##### Data for this exercise

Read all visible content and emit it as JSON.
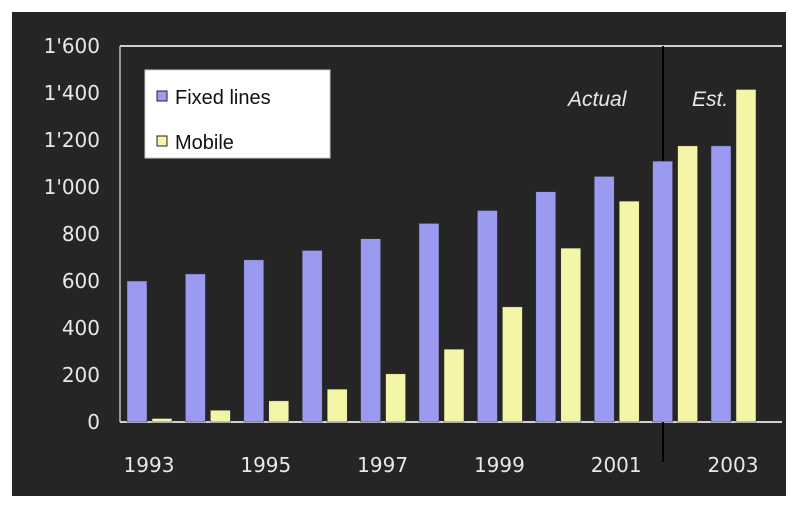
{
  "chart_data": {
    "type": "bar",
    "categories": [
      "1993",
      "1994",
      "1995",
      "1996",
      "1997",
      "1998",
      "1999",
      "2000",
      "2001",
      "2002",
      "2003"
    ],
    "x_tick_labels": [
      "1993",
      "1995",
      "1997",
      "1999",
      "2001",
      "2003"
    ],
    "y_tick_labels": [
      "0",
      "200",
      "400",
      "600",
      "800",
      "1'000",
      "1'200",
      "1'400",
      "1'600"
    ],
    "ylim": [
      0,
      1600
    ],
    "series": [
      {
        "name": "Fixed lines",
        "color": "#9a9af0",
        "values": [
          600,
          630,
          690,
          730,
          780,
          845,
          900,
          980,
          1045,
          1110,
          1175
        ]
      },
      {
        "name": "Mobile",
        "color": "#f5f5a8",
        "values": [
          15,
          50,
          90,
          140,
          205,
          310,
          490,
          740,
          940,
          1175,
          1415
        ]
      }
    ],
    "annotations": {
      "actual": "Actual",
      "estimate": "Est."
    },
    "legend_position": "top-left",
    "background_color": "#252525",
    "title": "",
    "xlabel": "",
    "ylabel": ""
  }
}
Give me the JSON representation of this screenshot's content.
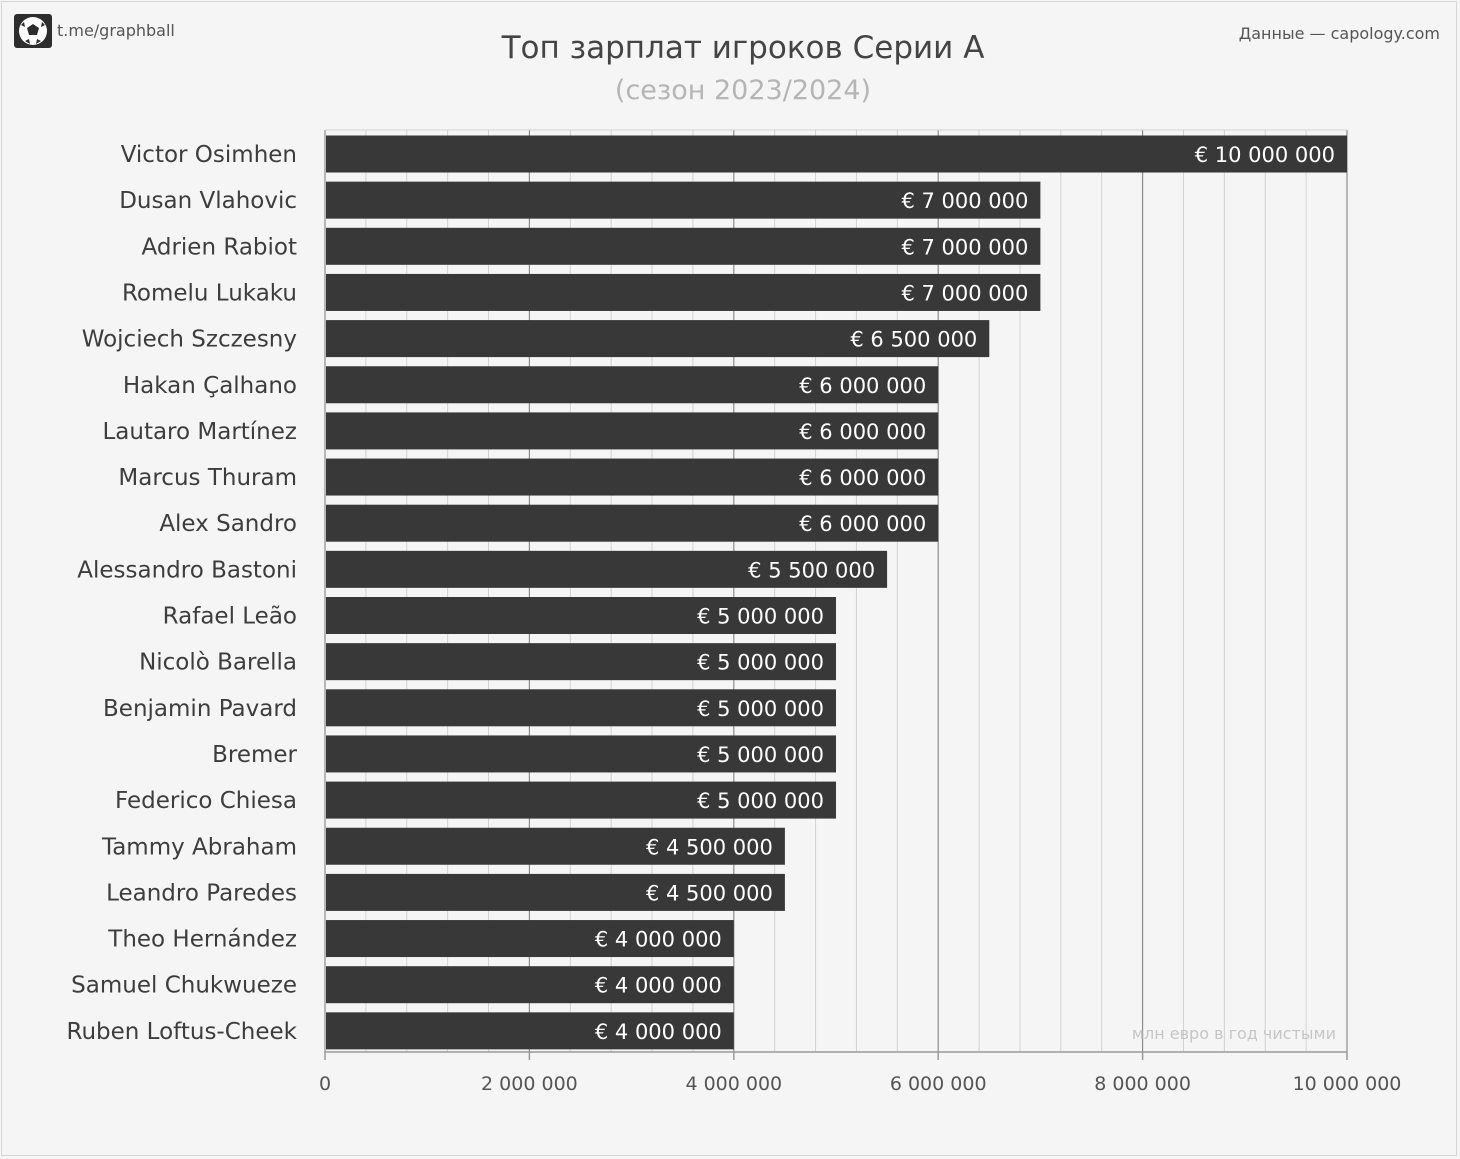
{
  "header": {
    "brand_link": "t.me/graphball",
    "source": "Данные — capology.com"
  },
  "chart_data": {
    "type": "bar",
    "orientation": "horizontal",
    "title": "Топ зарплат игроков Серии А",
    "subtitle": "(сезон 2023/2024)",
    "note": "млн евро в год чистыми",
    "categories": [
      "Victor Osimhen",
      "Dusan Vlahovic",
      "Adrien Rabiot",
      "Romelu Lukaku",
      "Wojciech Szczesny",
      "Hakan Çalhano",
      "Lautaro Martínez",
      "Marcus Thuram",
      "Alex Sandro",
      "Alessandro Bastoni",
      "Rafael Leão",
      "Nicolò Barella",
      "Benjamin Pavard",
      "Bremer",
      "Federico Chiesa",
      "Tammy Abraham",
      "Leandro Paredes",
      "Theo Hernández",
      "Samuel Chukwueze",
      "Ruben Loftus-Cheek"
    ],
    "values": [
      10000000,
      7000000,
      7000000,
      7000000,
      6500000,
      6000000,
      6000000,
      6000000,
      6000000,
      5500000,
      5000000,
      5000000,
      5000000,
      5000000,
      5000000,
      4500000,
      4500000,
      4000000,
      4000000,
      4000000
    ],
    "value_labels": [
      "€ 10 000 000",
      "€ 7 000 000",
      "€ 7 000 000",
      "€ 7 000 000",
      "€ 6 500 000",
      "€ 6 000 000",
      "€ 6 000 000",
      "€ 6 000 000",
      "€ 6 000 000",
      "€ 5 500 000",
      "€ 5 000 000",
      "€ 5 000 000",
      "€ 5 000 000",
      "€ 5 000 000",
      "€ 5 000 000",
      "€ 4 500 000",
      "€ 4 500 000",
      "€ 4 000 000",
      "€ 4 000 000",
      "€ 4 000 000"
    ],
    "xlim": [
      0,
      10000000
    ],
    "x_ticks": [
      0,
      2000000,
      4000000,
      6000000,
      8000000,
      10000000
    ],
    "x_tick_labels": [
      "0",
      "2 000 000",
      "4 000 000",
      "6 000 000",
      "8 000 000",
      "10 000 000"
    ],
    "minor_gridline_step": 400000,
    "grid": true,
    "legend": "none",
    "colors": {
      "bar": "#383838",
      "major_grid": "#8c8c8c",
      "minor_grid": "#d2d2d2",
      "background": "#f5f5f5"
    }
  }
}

##########

Problem description
Leave out the pictures and copy everything else in the records word for word.

Worked answer
Read all visible content and emit it as JSON.
{
  "chart_data": {
    "type": "bar",
    "categories": [
      "1993",
      "1994",
      "1995",
      "1996",
      "1997",
      "1998",
      "1999",
      "2000",
      "2001",
      "2002",
      "2003"
    ],
    "x_tick_labels": [
      "1993",
      "1995",
      "1997",
      "1999",
      "2001",
      "2003"
    ],
    "y_tick_labels": [
      "0",
      "200",
      "400",
      "600",
      "800",
      "1'000",
      "1'200",
      "1'400",
      "1'600"
    ],
    "ylim": [
      0,
      1600
    ],
    "series": [
      {
        "name": "Fixed lines",
        "color": "#9a9af0",
        "values": [
          600,
          630,
          690,
          730,
          780,
          845,
          900,
          980,
          1045,
          1110,
          1175
        ]
      },
      {
        "name": "Mobile",
        "color": "#f5f5a8",
        "values": [
          15,
          50,
          90,
          140,
          205,
          310,
          490,
          740,
          940,
          1175,
          1415
        ]
      }
    ],
    "annotations": {
      "actual": "Actual",
      "estimate": "Est."
    },
    "legend_position": "top-left",
    "background_color": "#252525",
    "title": "",
    "xlabel": "",
    "ylabel": ""
  }
}
Give me the JSON representation of this screenshot's content.
{
  "header": {
    "brand_link": "t.me/graphball",
    "source": "Данные — capology.com"
  },
  "chart_data": {
    "type": "bar",
    "orientation": "horizontal",
    "title": "Топ зарплат игроков Серии А",
    "subtitle": "(сезон 2023/2024)",
    "note": "млн евро в год чистыми",
    "categories": [
      "Victor Osimhen",
      "Dusan Vlahovic",
      "Adrien Rabiot",
      "Romelu Lukaku",
      "Wojciech Szczesny",
      "Hakan Çalhano",
      "Lautaro Martínez",
      "Marcus Thuram",
      "Alex Sandro",
      "Alessandro Bastoni",
      "Rafael Leão",
      "Nicolò Barella",
      "Benjamin Pavard",
      "Bremer",
      "Federico Chiesa",
      "Tammy Abraham",
      "Leandro Paredes",
      "Theo Hernández",
      "Samuel Chukwueze",
      "Ruben Loftus-Cheek"
    ],
    "values": [
      10000000,
      7000000,
      7000000,
      7000000,
      6500000,
      6000000,
      6000000,
      6000000,
      6000000,
      5500000,
      5000000,
      5000000,
      5000000,
      5000000,
      5000000,
      4500000,
      4500000,
      4000000,
      4000000,
      4000000
    ],
    "value_labels": [
      "€ 10 000 000",
      "€ 7 000 000",
      "€ 7 000 000",
      "€ 7 000 000",
      "€ 6 500 000",
      "€ 6 000 000",
      "€ 6 000 000",
      "€ 6 000 000",
      "€ 6 000 000",
      "€ 5 500 000",
      "€ 5 000 000",
      "€ 5 000 000",
      "€ 5 000 000",
      "€ 5 000 000",
      "€ 5 000 000",
      "€ 4 500 000",
      "€ 4 500 000",
      "€ 4 000 000",
      "€ 4 000 000",
      "€ 4 000 000"
    ],
    "xlim": [
      0,
      10000000
    ],
    "x_ticks": [
      0,
      2000000,
      4000000,
      6000000,
      8000000,
      10000000
    ],
    "x_tick_labels": [
      "0",
      "2 000 000",
      "4 000 000",
      "6 000 000",
      "8 000 000",
      "10 000 000"
    ],
    "minor_gridline_step": 400000,
    "grid": true,
    "legend": "none",
    "colors": {
      "bar": "#383838",
      "major_grid": "#8c8c8c",
      "minor_grid": "#d2d2d2",
      "background": "#f5f5f5"
    }
  }
}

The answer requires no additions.